## Start Records for this exercise
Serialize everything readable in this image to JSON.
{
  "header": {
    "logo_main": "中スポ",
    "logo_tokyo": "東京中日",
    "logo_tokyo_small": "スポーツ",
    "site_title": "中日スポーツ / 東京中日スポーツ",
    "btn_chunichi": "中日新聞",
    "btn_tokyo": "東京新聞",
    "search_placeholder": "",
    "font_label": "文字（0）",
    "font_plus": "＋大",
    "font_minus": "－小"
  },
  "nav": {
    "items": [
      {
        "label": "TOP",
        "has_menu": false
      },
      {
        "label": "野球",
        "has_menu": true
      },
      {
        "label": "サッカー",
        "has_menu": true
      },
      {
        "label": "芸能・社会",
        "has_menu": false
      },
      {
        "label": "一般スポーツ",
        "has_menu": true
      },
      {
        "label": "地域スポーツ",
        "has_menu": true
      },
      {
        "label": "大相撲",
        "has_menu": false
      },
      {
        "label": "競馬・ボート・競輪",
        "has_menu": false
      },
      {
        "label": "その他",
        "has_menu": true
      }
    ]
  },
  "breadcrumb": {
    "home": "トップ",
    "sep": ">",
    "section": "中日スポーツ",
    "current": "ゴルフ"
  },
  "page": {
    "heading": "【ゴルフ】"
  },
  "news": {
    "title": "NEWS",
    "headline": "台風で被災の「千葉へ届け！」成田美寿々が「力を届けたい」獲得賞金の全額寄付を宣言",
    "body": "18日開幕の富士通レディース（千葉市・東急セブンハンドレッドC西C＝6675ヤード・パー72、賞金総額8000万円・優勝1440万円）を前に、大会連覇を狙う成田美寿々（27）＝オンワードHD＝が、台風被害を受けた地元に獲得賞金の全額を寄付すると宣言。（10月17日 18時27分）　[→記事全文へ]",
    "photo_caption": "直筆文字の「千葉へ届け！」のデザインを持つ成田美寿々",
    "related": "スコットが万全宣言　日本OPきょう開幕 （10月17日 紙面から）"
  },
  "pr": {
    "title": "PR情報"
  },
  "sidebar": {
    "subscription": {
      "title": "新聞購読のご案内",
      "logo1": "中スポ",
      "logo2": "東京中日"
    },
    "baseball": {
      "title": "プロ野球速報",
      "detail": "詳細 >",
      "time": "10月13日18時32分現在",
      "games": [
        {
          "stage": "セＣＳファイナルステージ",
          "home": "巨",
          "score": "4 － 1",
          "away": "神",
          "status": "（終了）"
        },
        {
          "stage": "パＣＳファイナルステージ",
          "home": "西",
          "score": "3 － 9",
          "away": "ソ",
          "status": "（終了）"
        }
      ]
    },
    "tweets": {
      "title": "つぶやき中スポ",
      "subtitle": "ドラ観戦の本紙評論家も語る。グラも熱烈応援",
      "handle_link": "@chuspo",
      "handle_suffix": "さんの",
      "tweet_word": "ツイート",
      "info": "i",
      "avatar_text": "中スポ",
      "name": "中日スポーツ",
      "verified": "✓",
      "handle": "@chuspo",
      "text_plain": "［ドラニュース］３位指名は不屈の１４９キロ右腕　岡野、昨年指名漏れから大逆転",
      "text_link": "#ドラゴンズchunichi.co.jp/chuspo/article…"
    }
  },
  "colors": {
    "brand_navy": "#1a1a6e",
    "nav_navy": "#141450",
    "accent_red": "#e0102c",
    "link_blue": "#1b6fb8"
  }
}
## End Records for this exercise
Aim: Transcribe all of the lines in the records precisely.

Response to the task:
Serialize everything readable in this image to JSON.
{
  "header": {
    "logo_main": "中スポ",
    "logo_tokyo": "東京中日",
    "logo_tokyo_small": "スポーツ",
    "site_title": "中日スポーツ / 東京中日スポーツ",
    "btn_chunichi": "中日新聞",
    "btn_tokyo": "東京新聞",
    "search_placeholder": "",
    "font_label": "文字（0）",
    "font_plus": "＋大",
    "font_minus": "－小"
  },
  "nav": {
    "items": [
      {
        "label": "TOP",
        "has_menu": false
      },
      {
        "label": "野球",
        "has_menu": true
      },
      {
        "label": "サッカー",
        "has_menu": true
      },
      {
        "label": "芸能・社会",
        "has_menu": false
      },
      {
        "label": "一般スポーツ",
        "has_menu": true
      },
      {
        "label": "地域スポーツ",
        "has_menu": true
      },
      {
        "label": "大相撲",
        "has_menu": false
      },
      {
        "label": "競馬・ボート・競輪",
        "has_menu": false
      },
      {
        "label": "その他",
        "has_menu": true
      }
    ]
  },
  "breadcrumb": {
    "home": "トップ",
    "sep": ">",
    "section": "中日スポーツ",
    "current": "ゴルフ"
  },
  "page": {
    "heading": "【ゴルフ】"
  },
  "news": {
    "title": "NEWS",
    "headline": "台風で被災の「千葉へ届け！」成田美寿々が「力を届けたい」獲得賞金の全額寄付を宣言",
    "body": "18日開幕の富士通レディース（千葉市・東急セブンハンドレッドC西C＝6675ヤード・パー72、賞金総額8000万円・優勝1440万円）を前に、大会連覇を狙う成田美寿々（27）＝オンワードHD＝が、台風被害を受けた地元に獲得賞金の全額を寄付すると宣言。（10月17日 18時27分）　[→記事全文へ]",
    "photo_caption": "直筆文字の「千葉へ届け！」のデザインを持つ成田美寿々",
    "related": "スコットが万全宣言　日本OPきょう開幕 （10月17日 紙面から）"
  },
  "pr": {
    "title": "PR情報"
  },
  "sidebar": {
    "subscription": {
      "title": "新聞購読のご案内",
      "logo1": "中スポ",
      "logo2": "東京中日"
    },
    "baseball": {
      "title": "プロ野球速報",
      "detail": "詳細 >",
      "time": "10月13日18時32分現在",
      "games": [
        {
          "stage": "セＣＳファイナルステージ",
          "home": "巨",
          "score": "4 － 1",
          "away": "神",
          "status": "（終了）"
        },
        {
          "stage": "パＣＳファイナルステージ",
          "home": "西",
          "score": "3 － 9",
          "away": "ソ",
          "status": "（終了）"
        }
      ]
    },
    "tweets": {
      "title": "つぶやき中スポ",
      "subtitle": "ドラ観戦の本紙評論家も語る。グラも熱烈応援",
      "handle_link": "@chuspo",
      "handle_suffix": "さんの",
      "tweet_word": "ツイート",
      "info": "i",
      "avatar_text": "中スポ",
      "name": "中日スポーツ",
      "verified": "✓",
      "handle": "@chuspo",
      "text_plain": "［ドラニュース］３位指名は不屈の１４９キロ右腕　岡野、昨年指名漏れから大逆転",
      "text_link": "#ドラゴンズchunichi.co.jp/chuspo/article…"
    }
  },
  "colors": {
    "brand_navy": "#1a1a6e",
    "nav_navy": "#141450",
    "accent_red": "#e0102c",
    "link_blue": "#1b6fb8"
  }
}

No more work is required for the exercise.